Directions for this task —
Transcribe the entries that follow, word for word.

Stored records
****

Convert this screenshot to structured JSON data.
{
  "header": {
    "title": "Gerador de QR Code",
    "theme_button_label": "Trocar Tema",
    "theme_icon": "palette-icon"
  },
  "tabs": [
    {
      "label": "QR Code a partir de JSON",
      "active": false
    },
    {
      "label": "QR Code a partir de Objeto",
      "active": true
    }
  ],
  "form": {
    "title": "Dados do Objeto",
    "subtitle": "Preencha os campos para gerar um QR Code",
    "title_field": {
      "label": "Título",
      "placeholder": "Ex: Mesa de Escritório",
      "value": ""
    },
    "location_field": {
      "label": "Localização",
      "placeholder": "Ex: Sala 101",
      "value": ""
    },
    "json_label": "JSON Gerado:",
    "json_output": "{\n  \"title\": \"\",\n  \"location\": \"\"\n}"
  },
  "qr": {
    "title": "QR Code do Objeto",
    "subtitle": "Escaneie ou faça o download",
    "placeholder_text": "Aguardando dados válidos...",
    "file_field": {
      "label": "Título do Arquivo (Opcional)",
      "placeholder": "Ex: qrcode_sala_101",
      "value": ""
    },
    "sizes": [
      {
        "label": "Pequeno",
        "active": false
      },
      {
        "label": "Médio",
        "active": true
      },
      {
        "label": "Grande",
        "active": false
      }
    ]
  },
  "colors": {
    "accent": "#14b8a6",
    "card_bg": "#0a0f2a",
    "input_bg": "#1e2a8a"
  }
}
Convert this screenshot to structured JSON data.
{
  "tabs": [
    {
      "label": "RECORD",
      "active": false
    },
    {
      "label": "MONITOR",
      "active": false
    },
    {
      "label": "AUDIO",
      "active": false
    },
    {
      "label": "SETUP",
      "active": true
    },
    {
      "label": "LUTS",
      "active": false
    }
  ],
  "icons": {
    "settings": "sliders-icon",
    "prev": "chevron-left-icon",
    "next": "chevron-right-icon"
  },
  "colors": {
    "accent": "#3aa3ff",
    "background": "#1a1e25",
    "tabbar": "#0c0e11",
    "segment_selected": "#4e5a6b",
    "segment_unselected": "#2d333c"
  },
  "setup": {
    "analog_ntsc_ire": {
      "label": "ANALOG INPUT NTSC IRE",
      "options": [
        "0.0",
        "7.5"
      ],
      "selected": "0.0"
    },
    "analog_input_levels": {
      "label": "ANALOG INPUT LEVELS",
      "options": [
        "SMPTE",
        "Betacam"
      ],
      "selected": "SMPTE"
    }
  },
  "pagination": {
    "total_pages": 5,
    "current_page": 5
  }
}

****

Result of the exercise —
Convert this screenshot to structured JSON data.
{
  "header": {
    "title": "Gerador de QR Code",
    "theme_button_label": "Trocar Tema",
    "theme_icon": "palette-icon"
  },
  "tabs": [
    {
      "label": "QR Code a partir de JSON",
      "active": false
    },
    {
      "label": "QR Code a partir de Objeto",
      "active": true
    }
  ],
  "form": {
    "title": "Dados do Objeto",
    "subtitle": "Preencha os campos para gerar um QR Code",
    "title_field": {
      "label": "Título",
      "placeholder": "Ex: Mesa de Escritório",
      "value": ""
    },
    "location_field": {
      "label": "Localização",
      "placeholder": "Ex: Sala 101",
      "value": ""
    },
    "json_label": "JSON Gerado:",
    "json_output": "{\n  \"title\": \"\",\n  \"location\": \"\"\n}"
  },
  "qr": {
    "title": "QR Code do Objeto",
    "subtitle": "Escaneie ou faça o download",
    "placeholder_text": "Aguardando dados válidos...",
    "file_field": {
      "label": "Título do Arquivo (Opcional)",
      "placeholder": "Ex: qrcode_sala_101",
      "value": ""
    },
    "sizes": [
      {
        "label": "Pequeno",
        "active": false
      },
      {
        "label": "Médio",
        "active": true
      },
      {
        "label": "Grande",
        "active": false
      }
    ]
  },
  "colors": {
    "accent": "#14b8a6",
    "card_bg": "#0a0f2a",
    "input_bg": "#1e2a8a"
  }
}
Convert this screenshot to structured JSON data.
{
  "tabs": [
    {
      "label": "RECORD",
      "active": false
    },
    {
      "label": "MONITOR",
      "active": false
    },
    {
      "label": "AUDIO",
      "active": false
    },
    {
      "label": "SETUP",
      "active": true
    },
    {
      "label": "LUTS",
      "active": false
    }
  ],
  "icons": {
    "settings": "sliders-icon",
    "prev": "chevron-left-icon",
    "next": "chevron-right-icon"
  },
  "colors": {
    "accent": "#3aa3ff",
    "background": "#1a1e25",
    "tabbar": "#0c0e11",
    "segment_selected": "#4e5a6b",
    "segment_unselected": "#2d333c"
  },
  "setup": {
    "analog_ntsc_ire": {
      "label": "ANALOG INPUT NTSC IRE",
      "options": [
        "0.0",
        "7.5"
      ],
      "selected": "0.0"
    },
    "analog_input_levels": {
      "label": "ANALOG INPUT LEVELS",
      "options": [
        "SMPTE",
        "Betacam"
      ],
      "selected": "SMPTE"
    }
  },
  "pagination": {
    "total_pages": 5,
    "current_page": 5
  }
}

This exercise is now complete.